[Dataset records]
━━━

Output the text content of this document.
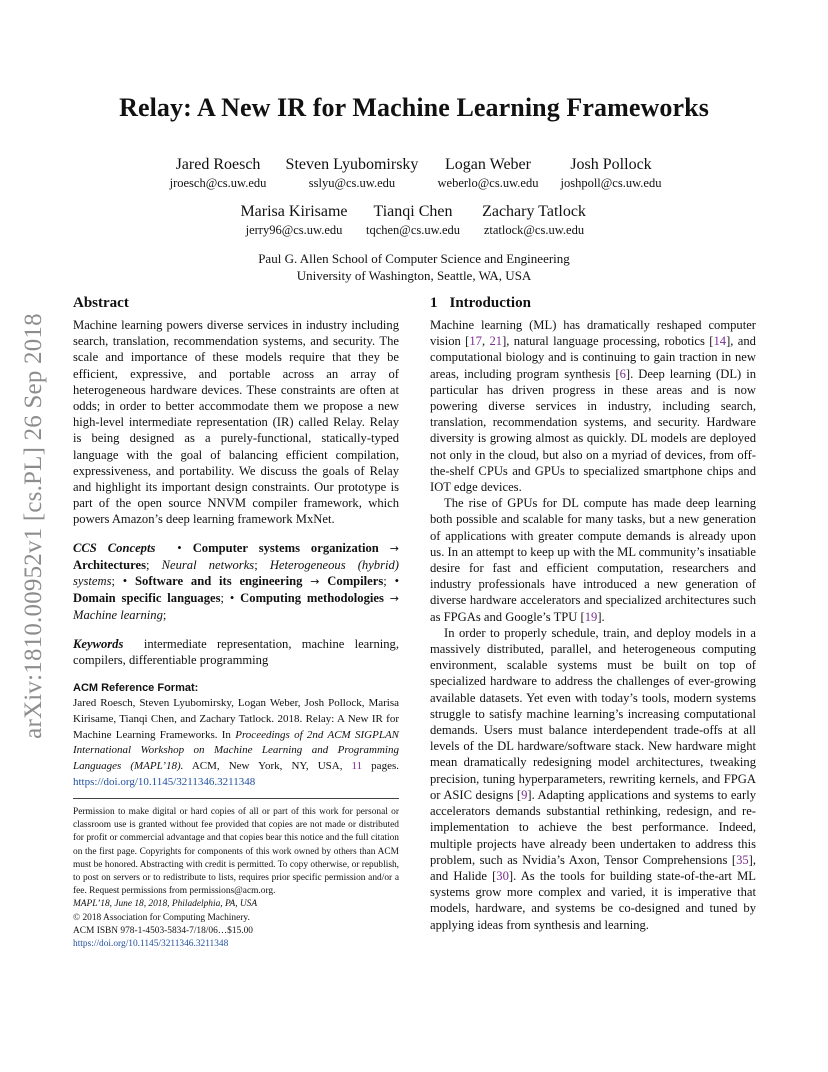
arXiv:1810.00952v1 [cs.PL] 26 Sep 2018
Relay: A New IR for Machine Learning Frameworks
Jared Roesch
jroesch@cs.uw.edu
Steven Lyubomirsky
sslyu@cs.uw.edu
Logan Weber
weberlo@cs.uw.edu
Josh Pollock
joshpoll@cs.uw.edu
Marisa Kirisame
jerry96@cs.uw.edu
Tianqi Chen
tqchen@cs.uw.edu
Zachary Tatlock
ztatlock@cs.uw.edu
Paul G. Allen School of Computer Science and Engineering
University of Washington, Seattle, WA, USA
Abstract

Machine learning powers diverse services in industry including search, translation, recommendation systems, and security. The scale and importance of these models require that they be efficient, expressive, and portable across an array of heterogeneous hardware devices. These constraints are often at odds; in order to better accommodate them we propose a new high-level intermediate representation (IR) called Relay. Relay is being designed as a purely-functional, statically-typed language with the goal of balancing efficient compilation, expressiveness, and portability. We discuss the goals of Relay and highlight its important design constraints. Our prototype is part of the open source NNVM compiler framework, which powers Amazon’s deep learning framework MxNet.

CCS Concepts  • Computer systems organization → Architectures; Neural networks; Heterogeneous (hybrid) systems; • Software and its engineering → Compilers; • Domain specific languages; • Computing methodologies → Machine learning;

Keywords intermediate representation, machine learning, compilers, differentiable programming

ACM Reference Format:

Jared Roesch, Steven Lyubomirsky, Logan Weber, Josh Pollock, Marisa Kirisame, Tianqi Chen, and Zachary Tatlock. 2018. Relay: A New IR for Machine Learning Frameworks. In Proceedings of 2nd ACM SIGPLAN International Workshop on Machine Learning and Programming Languages (MAPL’18). ACM, New York, NY, USA, 11 pages. https://doi.org/10.1145/3211346.3211348

Permission to make digital or hard copies of all or part of this work for personal or classroom use is granted without fee provided that copies are not made or distributed for profit or commercial advantage and that copies bear this notice and the full citation on the first page. Copyrights for components of this work owned by others than ACM must be honored. Abstracting with credit is permitted. To copy otherwise, or republish, to post on servers or to redistribute to lists, requires prior specific permission and/or a fee. Request permissions from permissions@acm.org.

MAPL’18, June 18, 2018, Philadelphia, PA, USA

© 2018 Association for Computing Machinery.

ACM ISBN 978-1-4503-5834-7/18/06…$15.00

https://doi.org/10.1145/3211346.3211348

1 Introduction

Machine learning (ML) has dramatically reshaped computer vision [17, 21], natural language processing, robotics [14], and computational biology and is continuing to gain traction in new areas, including program synthesis [6]. Deep learning (DL) in particular has driven progress in these areas and is now powering diverse services in industry, including search, translation, recommendation systems, and security. Hardware diversity is growing almost as quickly. DL models are deployed not only in the cloud, but also on a myriad of devices, from off-the-shelf CPUs and GPUs to specialized smartphone chips and IOT edge devices.

The rise of GPUs for DL compute has made deep learning both possible and scalable for many tasks, but a new generation of applications with greater compute demands is already upon us. In an attempt to keep up with the ML community’s insatiable desire for fast and efficient computation, researchers and industry professionals have introduced a new generation of diverse hardware accelerators and specialized architectures such as FPGAs and Google’s TPU [19].

In order to properly schedule, train, and deploy models in a massively distributed, parallel, and heterogeneous computing environment, scalable systems must be built on top of specialized hardware to address the challenges of ever-growing available datasets. Yet even with today’s tools, modern systems struggle to satisfy machine learning’s increasing computational demands. Users must balance interdependent trade-offs at all levels of the DL hardware/software stack. New hardware might mean dramatically redesigning model architectures, tweaking precision, tuning hyperparameters, rewriting kernels, and FPGA or ASIC designs [9]. Adapting applications and systems to early accelerators demands substantial rethinking, redesign, and re-implementation to achieve the best performance. Indeed, multiple projects have already been undertaken to address this problem, such as Nvidia’s Axon, Tensor Comprehensions [35], and Halide [30]. As the tools for building state-of-the-art ML systems grow more complex and varied, it is imperative that models, hardware, and systems be co-designed and tuned by applying ideas from synthesis and learning.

━━━

What you are asked to do:
Quote every record above exactly, leaving out any pictures.

Solution for this task:
Output the text content of this document.
arXiv:1810.00952v1 [cs.PL] 26 Sep 2018
Relay: A New IR for Machine Learning Frameworks
Jared Roesch
jroesch@cs.uw.edu
Steven Lyubomirsky
sslyu@cs.uw.edu
Logan Weber
weberlo@cs.uw.edu
Josh Pollock
joshpoll@cs.uw.edu
Marisa Kirisame
jerry96@cs.uw.edu
Tianqi Chen
tqchen@cs.uw.edu
Zachary Tatlock
ztatlock@cs.uw.edu
Paul G. Allen School of Computer Science and Engineering
University of Washington, Seattle, WA, USA
Abstract

Machine learning powers diverse services in industry including search, translation, recommendation systems, and security. The scale and importance of these models require that they be efficient, expressive, and portable across an array of heterogeneous hardware devices. These constraints are often at odds; in order to better accommodate them we propose a new high-level intermediate representation (IR) called Relay. Relay is being designed as a purely-functional, statically-typed language with the goal of balancing efficient compilation, expressiveness, and portability. We discuss the goals of Relay and highlight its important design constraints. Our prototype is part of the open source NNVM compiler framework, which powers Amazon’s deep learning framework MxNet.

CCS Concepts  • Computer systems organization → Architectures; Neural networks; Heterogeneous (hybrid) systems; • Software and its engineering → Compilers; • Domain specific languages; • Computing methodologies → Machine learning;

Keywords intermediate representation, machine learning, compilers, differentiable programming

ACM Reference Format:

Jared Roesch, Steven Lyubomirsky, Logan Weber, Josh Pollock, Marisa Kirisame, Tianqi Chen, and Zachary Tatlock. 2018. Relay: A New IR for Machine Learning Frameworks. In Proceedings of 2nd ACM SIGPLAN International Workshop on Machine Learning and Programming Languages (MAPL’18). ACM, New York, NY, USA, 11 pages. https://doi.org/10.1145/3211346.3211348

Permission to make digital or hard copies of all or part of this work for personal or classroom use is granted without fee provided that copies are not made or distributed for profit or commercial advantage and that copies bear this notice and the full citation on the first page. Copyrights for components of this work owned by others than ACM must be honored. Abstracting with credit is permitted. To copy otherwise, or republish, to post on servers or to redistribute to lists, requires prior specific permission and/or a fee. Request permissions from permissions@acm.org.

MAPL’18, June 18, 2018, Philadelphia, PA, USA

© 2018 Association for Computing Machinery.

ACM ISBN 978-1-4503-5834-7/18/06…$15.00

https://doi.org/10.1145/3211346.3211348

1 Introduction

Machine learning (ML) has dramatically reshaped computer vision [17, 21], natural language processing, robotics [14], and computational biology and is continuing to gain traction in new areas, including program synthesis [6]. Deep learning (DL) in particular has driven progress in these areas and is now powering diverse services in industry, including search, translation, recommendation systems, and security. Hardware diversity is growing almost as quickly. DL models are deployed not only in the cloud, but also on a myriad of devices, from off-the-shelf CPUs and GPUs to specialized smartphone chips and IOT edge devices.

The rise of GPUs for DL compute has made deep learning both possible and scalable for many tasks, but a new generation of applications with greater compute demands is already upon us. In an attempt to keep up with the ML community’s insatiable desire for fast and efficient computation, researchers and industry professionals have introduced a new generation of diverse hardware accelerators and specialized architectures such as FPGAs and Google’s TPU [19].

In order to properly schedule, train, and deploy models in a massively distributed, parallel, and heterogeneous computing environment, scalable systems must be built on top of specialized hardware to address the challenges of ever-growing available datasets. Yet even with today’s tools, modern systems struggle to satisfy machine learning’s increasing computational demands. Users must balance interdependent trade-offs at all levels of the DL hardware/software stack. New hardware might mean dramatically redesigning model architectures, tweaking precision, tuning hyperparameters, rewriting kernels, and FPGA or ASIC designs [9]. Adapting applications and systems to early accelerators demands substantial rethinking, redesign, and re-implementation to achieve the best performance. Indeed, multiple projects have already been undertaken to address this problem, such as Nvidia’s Axon, Tensor Comprehensions [35], and Halide [30]. As the tools for building state-of-the-art ML systems grow more complex and varied, it is imperative that models, hardware, and systems be co-designed and tuned by applying ideas from synthesis and learning.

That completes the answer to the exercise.